TASK
Gather every line from the entries below that includes "JSON".

INPUT FOR THIS TASK
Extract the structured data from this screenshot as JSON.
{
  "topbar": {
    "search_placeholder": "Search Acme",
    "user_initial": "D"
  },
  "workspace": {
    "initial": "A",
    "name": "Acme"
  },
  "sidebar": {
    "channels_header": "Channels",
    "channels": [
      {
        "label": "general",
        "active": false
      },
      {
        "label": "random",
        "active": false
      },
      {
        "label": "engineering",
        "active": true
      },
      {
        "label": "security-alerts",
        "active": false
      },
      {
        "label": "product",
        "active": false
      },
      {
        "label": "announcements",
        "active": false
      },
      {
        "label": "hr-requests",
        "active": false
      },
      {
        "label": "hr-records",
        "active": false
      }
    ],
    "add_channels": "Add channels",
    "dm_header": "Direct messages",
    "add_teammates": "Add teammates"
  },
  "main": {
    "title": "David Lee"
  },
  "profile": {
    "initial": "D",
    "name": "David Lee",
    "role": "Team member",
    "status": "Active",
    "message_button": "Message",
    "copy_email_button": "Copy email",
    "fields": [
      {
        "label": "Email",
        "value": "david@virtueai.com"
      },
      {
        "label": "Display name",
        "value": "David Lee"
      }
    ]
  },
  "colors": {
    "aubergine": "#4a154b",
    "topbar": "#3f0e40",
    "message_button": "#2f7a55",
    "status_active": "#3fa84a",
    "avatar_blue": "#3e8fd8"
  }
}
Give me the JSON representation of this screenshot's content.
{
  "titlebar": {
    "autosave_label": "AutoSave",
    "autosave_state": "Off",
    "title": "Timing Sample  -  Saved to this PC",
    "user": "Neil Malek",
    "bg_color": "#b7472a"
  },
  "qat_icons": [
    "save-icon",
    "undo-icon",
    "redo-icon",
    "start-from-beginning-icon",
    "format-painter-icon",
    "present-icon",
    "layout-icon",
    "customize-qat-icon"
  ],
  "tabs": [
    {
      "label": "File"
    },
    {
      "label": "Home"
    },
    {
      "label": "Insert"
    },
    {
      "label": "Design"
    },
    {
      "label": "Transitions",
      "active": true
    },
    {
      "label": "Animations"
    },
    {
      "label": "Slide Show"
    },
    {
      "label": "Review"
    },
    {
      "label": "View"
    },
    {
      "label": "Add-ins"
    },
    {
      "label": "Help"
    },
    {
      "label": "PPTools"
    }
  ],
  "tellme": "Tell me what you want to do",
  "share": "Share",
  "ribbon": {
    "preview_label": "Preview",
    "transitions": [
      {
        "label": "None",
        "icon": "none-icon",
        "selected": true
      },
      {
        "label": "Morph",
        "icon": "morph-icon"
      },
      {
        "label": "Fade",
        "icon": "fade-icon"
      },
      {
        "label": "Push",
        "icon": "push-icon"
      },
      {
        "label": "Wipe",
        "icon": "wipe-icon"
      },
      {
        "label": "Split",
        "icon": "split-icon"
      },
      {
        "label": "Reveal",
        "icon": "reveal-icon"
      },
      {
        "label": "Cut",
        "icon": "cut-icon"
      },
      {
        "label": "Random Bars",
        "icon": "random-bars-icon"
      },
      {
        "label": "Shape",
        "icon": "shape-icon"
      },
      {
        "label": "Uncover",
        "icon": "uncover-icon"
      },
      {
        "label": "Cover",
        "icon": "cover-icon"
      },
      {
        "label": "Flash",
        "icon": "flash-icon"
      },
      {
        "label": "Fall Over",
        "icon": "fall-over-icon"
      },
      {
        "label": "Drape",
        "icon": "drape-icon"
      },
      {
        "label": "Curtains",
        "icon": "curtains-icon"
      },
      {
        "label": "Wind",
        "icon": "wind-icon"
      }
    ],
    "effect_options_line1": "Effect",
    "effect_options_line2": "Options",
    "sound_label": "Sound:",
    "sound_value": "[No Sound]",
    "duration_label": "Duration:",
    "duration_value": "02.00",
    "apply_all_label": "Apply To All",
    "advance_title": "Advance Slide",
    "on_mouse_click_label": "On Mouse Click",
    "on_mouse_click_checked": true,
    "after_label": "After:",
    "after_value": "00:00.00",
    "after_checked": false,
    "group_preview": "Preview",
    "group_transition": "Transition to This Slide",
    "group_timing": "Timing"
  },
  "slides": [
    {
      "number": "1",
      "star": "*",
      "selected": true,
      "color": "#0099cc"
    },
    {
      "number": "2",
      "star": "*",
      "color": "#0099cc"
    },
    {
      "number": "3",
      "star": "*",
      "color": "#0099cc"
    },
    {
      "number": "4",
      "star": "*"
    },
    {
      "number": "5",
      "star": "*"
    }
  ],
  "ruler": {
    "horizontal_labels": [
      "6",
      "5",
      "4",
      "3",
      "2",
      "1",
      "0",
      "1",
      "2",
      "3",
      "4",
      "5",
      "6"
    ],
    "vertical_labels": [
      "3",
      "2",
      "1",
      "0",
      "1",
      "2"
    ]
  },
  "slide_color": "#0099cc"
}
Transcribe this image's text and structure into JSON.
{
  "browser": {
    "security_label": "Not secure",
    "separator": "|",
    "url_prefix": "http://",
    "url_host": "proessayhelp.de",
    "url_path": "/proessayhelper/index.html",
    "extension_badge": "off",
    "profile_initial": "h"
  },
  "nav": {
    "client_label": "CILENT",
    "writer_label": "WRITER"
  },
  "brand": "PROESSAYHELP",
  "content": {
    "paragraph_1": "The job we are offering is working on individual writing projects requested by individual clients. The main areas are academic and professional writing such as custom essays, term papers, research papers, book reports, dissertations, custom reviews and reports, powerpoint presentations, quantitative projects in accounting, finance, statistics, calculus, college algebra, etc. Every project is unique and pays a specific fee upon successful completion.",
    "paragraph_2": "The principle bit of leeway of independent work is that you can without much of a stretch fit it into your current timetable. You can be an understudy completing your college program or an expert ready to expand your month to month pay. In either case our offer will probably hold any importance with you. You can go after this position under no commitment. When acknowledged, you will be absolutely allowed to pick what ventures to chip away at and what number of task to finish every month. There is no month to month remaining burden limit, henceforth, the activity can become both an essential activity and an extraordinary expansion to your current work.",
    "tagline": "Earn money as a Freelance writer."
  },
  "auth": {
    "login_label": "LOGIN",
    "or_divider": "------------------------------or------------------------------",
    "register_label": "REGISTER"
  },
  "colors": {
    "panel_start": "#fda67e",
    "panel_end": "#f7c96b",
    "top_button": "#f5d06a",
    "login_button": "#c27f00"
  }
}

FINAL ANSWER
Extract the structured data from this screenshot as JSON.
Give me the JSON representation of this screenshot's content.
Transcribe this image's text and structure into JSON.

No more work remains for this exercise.